*Directive:*
Find each line in the following listing that has the string "Ventas", then state the count and nothing else.

*Record excerpts:*

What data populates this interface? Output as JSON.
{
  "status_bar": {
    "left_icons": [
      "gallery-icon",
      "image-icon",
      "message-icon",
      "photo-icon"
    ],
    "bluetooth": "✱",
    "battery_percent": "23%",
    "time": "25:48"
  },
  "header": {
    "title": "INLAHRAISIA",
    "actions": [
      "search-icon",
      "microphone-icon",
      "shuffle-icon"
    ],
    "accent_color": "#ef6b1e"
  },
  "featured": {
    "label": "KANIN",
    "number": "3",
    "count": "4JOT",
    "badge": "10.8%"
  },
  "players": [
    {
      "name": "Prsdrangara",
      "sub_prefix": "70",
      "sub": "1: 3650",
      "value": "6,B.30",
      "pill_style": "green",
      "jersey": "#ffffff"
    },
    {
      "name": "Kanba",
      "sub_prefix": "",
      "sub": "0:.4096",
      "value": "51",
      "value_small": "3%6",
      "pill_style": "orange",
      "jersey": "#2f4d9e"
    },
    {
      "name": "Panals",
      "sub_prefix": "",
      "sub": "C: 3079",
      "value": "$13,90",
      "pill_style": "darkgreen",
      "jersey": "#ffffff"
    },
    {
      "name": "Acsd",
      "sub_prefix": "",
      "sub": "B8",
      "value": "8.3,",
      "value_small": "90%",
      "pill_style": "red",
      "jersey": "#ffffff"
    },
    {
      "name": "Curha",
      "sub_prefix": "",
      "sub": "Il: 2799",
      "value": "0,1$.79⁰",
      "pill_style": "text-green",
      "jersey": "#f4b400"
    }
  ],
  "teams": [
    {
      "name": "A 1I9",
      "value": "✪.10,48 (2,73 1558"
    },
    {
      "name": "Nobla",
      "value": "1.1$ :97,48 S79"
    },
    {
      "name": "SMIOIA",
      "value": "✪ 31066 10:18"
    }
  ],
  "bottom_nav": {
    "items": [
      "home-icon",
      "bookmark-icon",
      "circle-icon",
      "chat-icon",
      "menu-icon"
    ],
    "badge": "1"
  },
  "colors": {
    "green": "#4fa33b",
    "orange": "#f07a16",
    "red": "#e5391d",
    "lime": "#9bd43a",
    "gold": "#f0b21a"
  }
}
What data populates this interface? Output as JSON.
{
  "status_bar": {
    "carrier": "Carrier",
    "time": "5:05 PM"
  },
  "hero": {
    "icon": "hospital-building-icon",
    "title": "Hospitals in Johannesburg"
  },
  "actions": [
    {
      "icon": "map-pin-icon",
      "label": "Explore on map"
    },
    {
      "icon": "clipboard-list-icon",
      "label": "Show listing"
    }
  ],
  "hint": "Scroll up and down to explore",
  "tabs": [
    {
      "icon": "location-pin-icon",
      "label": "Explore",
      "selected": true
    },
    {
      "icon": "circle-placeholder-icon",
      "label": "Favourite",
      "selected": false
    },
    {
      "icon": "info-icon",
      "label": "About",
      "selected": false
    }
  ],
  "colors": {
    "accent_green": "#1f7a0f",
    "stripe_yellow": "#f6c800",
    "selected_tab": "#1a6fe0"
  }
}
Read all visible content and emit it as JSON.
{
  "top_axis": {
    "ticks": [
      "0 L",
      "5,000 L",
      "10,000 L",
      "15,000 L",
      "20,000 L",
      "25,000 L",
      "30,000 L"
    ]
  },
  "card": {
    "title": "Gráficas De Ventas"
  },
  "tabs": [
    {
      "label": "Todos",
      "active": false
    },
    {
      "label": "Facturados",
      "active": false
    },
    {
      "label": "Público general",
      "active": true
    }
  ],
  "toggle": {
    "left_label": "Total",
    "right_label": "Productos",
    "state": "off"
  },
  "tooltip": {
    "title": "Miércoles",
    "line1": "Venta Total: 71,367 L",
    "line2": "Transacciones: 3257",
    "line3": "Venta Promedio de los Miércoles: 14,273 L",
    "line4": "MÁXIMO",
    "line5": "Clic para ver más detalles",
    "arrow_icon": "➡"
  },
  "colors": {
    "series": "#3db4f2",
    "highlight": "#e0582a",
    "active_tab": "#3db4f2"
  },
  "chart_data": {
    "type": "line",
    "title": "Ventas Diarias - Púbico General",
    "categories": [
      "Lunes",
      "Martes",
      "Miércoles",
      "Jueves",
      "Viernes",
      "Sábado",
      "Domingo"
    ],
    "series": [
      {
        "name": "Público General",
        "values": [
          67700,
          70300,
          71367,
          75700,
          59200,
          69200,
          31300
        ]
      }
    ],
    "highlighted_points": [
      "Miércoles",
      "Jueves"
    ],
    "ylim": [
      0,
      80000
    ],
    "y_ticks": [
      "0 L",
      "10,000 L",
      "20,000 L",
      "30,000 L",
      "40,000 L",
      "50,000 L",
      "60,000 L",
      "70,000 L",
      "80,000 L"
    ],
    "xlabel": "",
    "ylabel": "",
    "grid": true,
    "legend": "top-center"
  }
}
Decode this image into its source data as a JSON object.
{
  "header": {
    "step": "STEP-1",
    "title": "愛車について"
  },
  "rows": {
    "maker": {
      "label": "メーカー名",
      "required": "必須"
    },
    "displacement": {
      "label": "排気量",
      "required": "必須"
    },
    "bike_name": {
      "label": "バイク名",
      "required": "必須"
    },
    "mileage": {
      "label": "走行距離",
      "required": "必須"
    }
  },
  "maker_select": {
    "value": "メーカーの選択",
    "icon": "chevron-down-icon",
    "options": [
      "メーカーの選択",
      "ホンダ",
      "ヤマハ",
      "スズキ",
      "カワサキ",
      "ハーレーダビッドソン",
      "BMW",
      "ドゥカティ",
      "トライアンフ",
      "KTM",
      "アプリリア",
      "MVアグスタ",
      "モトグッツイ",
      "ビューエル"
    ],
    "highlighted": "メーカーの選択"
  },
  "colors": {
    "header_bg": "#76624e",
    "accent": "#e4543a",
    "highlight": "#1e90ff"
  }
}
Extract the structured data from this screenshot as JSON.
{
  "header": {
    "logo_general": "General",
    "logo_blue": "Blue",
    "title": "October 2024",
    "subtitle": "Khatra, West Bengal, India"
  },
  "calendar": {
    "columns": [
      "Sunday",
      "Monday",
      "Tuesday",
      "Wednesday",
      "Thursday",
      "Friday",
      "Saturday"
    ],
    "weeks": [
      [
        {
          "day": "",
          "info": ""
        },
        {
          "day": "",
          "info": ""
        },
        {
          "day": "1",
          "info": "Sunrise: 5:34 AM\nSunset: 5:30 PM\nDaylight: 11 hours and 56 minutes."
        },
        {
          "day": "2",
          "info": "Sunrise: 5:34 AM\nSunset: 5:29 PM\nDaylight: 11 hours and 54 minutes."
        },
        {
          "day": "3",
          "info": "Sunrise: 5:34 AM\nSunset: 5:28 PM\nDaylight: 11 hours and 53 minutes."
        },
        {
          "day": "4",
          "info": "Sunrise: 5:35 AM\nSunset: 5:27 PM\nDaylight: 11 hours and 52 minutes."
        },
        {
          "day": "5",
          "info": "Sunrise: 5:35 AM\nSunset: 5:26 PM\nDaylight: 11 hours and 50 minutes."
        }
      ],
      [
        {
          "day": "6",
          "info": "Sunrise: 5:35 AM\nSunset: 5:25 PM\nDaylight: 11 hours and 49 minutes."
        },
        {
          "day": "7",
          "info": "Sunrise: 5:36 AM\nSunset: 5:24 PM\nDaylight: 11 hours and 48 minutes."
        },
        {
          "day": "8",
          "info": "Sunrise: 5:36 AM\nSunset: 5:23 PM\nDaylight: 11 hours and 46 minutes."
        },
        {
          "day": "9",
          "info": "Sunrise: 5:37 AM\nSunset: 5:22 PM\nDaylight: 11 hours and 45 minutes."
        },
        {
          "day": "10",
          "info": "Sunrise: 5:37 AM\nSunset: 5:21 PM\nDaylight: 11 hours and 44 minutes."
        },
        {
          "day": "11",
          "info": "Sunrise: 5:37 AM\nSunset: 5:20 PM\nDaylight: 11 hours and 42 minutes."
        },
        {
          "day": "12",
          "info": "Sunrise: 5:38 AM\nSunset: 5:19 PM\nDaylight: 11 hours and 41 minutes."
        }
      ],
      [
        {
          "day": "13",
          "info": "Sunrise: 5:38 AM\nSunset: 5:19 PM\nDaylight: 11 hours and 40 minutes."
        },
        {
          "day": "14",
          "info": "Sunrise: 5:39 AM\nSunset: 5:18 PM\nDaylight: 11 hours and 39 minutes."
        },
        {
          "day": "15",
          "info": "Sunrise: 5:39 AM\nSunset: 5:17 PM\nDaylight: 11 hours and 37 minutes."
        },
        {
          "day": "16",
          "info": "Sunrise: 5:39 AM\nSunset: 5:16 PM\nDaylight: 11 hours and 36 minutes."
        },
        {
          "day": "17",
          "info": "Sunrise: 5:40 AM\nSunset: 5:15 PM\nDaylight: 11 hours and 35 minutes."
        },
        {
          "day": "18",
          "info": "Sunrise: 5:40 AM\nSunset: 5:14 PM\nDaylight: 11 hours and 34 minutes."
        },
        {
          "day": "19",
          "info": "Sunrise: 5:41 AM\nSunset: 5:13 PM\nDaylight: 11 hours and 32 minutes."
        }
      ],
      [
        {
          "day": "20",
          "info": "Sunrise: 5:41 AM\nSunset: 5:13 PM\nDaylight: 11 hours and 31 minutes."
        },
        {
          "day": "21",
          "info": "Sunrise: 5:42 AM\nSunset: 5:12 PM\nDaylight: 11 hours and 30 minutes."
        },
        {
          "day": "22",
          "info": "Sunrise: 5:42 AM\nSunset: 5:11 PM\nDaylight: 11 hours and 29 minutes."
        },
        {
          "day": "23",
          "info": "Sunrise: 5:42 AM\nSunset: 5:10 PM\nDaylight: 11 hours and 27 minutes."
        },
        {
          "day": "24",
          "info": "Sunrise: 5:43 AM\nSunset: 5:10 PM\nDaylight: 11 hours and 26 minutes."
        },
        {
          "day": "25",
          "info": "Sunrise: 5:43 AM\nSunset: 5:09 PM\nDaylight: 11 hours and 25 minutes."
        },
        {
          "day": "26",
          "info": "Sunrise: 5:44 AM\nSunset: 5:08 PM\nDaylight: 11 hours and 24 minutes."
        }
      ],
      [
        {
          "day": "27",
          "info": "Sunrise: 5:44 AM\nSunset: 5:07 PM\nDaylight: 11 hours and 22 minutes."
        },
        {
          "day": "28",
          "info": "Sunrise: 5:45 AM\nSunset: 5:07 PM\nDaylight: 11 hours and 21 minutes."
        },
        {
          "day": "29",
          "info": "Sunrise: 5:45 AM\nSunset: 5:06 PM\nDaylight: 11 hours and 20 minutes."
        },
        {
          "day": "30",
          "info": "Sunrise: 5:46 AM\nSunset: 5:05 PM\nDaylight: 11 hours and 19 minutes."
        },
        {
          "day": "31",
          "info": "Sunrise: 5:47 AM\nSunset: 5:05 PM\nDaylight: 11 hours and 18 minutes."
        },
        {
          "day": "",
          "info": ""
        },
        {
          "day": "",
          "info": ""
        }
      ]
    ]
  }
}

*Full solution:*
2